Given problem >> In the records below, find each line containing the word "ways" and copy it.

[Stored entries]
####################

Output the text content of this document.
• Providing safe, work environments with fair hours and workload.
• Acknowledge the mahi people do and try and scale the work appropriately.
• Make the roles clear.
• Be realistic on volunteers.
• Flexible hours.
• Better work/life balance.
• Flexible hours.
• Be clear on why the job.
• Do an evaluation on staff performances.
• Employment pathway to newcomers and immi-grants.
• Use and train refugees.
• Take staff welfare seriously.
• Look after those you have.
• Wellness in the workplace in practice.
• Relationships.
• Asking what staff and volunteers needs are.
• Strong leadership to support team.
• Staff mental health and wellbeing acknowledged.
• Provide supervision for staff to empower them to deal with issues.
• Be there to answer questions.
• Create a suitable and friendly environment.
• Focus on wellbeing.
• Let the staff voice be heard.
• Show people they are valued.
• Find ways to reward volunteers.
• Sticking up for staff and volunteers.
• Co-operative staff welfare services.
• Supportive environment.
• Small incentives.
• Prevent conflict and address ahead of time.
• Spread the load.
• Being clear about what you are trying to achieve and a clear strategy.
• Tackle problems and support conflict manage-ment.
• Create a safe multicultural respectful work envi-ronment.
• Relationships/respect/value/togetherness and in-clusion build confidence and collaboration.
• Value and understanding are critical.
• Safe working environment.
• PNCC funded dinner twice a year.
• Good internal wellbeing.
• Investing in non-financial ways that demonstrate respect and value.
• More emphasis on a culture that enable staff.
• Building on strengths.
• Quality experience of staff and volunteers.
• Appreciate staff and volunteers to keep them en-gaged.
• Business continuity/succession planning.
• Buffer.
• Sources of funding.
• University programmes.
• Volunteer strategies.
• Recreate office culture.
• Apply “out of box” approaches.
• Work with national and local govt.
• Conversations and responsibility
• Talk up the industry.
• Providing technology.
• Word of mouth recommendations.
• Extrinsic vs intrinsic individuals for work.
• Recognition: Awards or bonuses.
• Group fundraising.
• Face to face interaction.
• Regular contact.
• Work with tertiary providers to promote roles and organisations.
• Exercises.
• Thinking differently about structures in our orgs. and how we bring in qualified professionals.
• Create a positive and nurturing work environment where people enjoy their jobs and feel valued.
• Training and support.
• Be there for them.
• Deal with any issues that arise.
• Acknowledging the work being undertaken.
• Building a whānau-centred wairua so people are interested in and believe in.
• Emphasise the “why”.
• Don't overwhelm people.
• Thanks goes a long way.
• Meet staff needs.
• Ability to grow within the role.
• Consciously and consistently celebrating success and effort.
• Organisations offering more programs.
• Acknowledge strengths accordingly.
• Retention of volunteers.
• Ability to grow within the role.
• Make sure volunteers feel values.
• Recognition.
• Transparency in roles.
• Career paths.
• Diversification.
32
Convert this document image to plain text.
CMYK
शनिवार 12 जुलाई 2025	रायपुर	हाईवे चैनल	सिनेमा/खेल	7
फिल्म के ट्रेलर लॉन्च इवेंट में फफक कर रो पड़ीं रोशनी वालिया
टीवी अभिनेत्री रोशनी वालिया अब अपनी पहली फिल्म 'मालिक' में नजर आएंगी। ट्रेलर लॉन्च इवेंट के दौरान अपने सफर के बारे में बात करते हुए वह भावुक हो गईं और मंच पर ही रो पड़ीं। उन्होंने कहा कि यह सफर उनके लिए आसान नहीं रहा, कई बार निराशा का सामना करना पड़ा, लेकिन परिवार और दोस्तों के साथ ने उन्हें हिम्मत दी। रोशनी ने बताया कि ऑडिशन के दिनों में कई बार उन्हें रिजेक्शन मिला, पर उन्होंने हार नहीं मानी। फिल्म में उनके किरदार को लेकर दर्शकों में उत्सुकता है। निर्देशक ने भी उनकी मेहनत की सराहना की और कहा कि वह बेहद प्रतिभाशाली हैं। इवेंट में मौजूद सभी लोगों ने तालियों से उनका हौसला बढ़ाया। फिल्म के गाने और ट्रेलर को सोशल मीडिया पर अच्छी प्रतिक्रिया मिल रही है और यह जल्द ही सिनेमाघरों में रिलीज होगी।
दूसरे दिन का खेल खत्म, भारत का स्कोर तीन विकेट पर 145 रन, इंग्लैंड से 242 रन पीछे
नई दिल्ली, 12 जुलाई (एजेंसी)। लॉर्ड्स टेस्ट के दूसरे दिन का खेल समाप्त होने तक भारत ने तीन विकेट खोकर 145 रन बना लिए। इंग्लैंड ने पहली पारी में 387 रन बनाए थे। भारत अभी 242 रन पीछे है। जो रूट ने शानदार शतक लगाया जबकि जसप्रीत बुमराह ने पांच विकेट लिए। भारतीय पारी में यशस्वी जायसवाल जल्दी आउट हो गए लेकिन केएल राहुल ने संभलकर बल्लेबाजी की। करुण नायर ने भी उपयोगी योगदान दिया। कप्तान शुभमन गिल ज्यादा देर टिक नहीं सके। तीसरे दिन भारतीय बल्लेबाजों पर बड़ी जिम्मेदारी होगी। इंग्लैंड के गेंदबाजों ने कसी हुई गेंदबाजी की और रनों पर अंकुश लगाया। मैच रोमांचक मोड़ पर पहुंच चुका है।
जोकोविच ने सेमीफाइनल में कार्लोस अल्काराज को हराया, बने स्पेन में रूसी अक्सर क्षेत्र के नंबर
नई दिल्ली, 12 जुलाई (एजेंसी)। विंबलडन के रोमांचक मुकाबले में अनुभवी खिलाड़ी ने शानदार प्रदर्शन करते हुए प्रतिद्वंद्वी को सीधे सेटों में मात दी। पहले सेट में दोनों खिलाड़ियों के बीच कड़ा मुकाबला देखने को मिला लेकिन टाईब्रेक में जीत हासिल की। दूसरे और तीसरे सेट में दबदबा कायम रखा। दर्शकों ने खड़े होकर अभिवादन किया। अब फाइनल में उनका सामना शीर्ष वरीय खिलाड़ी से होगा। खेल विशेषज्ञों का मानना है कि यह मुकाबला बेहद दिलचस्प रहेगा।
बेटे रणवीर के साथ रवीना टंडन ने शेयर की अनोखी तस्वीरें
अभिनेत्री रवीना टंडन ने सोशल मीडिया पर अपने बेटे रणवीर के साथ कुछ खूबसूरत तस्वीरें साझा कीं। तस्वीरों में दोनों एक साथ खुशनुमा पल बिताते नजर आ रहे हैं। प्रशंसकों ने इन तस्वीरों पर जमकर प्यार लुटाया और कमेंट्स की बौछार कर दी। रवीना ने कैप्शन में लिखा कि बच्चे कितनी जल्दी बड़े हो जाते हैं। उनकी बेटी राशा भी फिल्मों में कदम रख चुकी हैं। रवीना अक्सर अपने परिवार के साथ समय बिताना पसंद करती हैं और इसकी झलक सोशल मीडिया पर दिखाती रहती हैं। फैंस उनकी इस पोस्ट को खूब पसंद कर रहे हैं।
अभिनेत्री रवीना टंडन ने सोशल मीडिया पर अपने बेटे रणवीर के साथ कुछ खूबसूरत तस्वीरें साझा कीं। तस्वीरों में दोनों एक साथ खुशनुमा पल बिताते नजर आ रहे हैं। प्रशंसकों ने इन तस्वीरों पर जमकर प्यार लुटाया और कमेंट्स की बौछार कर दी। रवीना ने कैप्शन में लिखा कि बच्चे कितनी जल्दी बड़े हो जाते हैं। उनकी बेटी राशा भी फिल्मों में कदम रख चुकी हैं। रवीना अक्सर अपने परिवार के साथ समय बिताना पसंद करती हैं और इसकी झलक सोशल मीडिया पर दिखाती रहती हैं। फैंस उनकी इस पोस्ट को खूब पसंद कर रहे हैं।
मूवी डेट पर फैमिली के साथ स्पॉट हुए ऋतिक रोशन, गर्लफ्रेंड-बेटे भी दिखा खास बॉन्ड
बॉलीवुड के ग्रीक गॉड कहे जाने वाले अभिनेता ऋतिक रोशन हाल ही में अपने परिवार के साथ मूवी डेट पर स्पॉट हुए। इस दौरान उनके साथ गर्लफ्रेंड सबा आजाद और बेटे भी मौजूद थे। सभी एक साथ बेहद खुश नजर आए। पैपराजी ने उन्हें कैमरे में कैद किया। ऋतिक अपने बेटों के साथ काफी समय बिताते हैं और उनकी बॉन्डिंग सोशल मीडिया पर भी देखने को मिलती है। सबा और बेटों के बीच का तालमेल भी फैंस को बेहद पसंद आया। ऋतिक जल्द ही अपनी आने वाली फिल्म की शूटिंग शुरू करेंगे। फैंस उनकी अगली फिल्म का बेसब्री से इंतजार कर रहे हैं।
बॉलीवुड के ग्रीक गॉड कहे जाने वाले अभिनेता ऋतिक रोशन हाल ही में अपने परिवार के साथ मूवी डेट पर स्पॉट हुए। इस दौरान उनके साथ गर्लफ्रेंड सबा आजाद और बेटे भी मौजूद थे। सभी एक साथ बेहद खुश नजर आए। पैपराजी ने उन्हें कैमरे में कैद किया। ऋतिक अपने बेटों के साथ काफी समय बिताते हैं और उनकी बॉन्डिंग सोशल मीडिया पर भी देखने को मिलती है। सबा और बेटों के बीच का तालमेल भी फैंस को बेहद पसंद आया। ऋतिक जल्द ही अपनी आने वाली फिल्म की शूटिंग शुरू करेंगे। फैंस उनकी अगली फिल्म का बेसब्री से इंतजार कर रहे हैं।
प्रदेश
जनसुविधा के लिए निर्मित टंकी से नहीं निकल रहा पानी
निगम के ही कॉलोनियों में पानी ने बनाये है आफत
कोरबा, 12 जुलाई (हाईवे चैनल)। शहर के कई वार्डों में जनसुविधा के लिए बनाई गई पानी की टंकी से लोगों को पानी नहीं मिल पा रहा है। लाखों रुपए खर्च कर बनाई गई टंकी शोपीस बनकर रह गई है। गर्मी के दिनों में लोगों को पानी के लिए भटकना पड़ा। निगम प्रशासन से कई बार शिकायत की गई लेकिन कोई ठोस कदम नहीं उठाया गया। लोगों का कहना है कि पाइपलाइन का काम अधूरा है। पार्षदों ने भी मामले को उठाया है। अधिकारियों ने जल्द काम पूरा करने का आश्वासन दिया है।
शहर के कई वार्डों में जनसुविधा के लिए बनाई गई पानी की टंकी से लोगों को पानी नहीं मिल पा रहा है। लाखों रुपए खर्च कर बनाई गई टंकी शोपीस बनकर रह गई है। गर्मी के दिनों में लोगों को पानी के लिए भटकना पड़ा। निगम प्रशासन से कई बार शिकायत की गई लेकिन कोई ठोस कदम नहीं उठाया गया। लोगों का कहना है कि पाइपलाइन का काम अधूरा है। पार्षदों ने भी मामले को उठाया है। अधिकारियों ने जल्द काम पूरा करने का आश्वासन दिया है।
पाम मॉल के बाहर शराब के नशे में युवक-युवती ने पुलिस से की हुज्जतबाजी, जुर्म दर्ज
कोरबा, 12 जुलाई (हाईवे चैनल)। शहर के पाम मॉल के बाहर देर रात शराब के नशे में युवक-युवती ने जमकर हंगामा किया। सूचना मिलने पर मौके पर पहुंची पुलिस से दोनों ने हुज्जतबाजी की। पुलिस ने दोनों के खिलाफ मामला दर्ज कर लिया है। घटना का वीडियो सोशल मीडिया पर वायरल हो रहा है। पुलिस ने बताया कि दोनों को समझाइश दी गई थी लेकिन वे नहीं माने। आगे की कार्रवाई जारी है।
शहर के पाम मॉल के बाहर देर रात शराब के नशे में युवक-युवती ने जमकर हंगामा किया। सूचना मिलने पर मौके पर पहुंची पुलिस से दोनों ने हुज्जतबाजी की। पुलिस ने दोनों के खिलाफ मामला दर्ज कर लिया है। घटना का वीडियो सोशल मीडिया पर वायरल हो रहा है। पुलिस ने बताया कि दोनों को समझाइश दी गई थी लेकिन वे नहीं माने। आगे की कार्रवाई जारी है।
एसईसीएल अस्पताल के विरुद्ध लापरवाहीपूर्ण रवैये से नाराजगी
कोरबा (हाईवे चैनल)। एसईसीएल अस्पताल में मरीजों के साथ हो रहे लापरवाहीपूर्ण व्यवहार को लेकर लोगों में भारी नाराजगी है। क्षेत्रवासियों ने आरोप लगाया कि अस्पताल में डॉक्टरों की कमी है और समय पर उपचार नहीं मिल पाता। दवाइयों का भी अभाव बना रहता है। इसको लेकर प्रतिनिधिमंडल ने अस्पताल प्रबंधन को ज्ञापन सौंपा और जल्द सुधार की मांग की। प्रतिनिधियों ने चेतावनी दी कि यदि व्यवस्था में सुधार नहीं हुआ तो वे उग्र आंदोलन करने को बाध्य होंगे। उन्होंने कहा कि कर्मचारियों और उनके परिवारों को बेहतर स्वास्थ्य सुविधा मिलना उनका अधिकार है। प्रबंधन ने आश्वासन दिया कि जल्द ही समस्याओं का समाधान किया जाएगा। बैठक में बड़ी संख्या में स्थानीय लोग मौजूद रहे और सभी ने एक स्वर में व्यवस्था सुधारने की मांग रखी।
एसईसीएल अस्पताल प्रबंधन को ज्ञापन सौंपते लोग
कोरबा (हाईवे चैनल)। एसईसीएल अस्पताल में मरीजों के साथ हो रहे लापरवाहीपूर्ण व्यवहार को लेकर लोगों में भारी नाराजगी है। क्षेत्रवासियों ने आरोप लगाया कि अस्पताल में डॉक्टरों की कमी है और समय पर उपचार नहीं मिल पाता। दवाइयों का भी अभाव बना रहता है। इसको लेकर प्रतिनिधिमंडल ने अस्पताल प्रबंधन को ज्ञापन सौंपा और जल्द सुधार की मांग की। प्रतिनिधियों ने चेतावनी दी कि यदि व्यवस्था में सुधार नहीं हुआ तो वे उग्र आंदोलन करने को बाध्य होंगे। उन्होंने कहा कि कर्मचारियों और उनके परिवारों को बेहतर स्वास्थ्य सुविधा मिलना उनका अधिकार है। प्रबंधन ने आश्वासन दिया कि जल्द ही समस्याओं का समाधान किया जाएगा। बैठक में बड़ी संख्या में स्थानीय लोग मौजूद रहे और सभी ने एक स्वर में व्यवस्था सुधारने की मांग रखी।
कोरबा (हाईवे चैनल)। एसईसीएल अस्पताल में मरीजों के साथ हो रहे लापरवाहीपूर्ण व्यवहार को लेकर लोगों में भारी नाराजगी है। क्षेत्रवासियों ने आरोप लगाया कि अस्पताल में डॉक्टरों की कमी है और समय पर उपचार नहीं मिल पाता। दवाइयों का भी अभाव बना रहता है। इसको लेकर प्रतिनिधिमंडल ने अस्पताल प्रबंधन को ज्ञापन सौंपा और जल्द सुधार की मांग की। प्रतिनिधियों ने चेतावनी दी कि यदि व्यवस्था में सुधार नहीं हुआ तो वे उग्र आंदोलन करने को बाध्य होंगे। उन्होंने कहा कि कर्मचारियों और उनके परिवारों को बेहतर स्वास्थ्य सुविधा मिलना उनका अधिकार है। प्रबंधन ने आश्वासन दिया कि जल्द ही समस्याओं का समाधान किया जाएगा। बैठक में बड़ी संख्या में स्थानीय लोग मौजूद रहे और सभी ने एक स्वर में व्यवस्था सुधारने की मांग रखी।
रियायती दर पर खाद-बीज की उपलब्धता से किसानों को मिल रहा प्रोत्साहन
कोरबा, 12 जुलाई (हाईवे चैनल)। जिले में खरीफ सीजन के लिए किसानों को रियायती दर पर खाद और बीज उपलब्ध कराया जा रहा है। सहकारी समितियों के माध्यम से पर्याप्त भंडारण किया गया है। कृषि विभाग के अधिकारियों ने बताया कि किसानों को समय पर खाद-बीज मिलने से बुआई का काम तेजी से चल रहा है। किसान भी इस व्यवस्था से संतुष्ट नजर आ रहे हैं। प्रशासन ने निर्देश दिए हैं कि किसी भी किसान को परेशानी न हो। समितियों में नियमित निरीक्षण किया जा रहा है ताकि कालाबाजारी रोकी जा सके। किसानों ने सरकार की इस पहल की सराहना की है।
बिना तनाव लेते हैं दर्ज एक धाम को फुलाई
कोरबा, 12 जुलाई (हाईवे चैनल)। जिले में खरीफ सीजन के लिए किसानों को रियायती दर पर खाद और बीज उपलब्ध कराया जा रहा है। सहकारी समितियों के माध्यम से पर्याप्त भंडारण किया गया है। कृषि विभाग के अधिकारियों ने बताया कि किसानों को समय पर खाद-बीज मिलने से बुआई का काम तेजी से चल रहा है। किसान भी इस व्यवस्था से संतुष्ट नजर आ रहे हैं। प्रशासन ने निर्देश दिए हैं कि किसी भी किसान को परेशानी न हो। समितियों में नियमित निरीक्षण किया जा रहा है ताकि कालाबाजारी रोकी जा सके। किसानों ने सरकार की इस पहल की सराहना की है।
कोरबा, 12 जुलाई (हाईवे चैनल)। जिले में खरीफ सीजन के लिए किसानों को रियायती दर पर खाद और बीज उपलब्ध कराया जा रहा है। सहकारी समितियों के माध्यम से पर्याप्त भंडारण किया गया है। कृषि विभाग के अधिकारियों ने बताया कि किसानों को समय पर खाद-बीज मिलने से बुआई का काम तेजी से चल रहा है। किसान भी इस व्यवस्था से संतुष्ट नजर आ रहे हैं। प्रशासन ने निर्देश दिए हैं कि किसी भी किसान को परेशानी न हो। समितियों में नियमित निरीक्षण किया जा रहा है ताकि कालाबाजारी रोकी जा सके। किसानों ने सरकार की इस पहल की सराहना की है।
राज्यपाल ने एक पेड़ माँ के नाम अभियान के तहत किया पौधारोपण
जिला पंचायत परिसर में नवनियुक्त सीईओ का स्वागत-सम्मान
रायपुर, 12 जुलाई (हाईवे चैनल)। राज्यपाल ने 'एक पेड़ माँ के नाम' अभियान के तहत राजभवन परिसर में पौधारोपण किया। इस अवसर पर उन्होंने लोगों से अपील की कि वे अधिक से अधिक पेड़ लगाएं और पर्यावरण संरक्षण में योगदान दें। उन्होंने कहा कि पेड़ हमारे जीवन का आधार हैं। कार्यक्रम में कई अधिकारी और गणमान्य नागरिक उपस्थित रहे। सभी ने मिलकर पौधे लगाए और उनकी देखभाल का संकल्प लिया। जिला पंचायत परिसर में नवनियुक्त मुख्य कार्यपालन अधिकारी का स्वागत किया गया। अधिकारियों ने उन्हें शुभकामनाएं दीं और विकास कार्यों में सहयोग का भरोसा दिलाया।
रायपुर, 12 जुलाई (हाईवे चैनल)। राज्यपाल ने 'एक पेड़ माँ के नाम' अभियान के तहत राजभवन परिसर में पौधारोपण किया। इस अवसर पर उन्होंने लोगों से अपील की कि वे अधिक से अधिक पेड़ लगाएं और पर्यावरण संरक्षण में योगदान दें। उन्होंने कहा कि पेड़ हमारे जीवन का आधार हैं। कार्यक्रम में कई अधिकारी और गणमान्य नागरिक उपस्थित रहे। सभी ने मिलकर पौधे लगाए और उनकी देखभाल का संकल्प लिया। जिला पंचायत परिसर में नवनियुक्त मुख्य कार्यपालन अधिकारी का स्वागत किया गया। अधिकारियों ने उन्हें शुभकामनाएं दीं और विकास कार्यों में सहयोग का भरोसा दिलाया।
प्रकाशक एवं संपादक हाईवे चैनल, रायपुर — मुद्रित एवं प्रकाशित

####################

Exercise answer >>
• Find ways to reward volunteers.
• Investing in non-financial ways that demonstrate respect and value.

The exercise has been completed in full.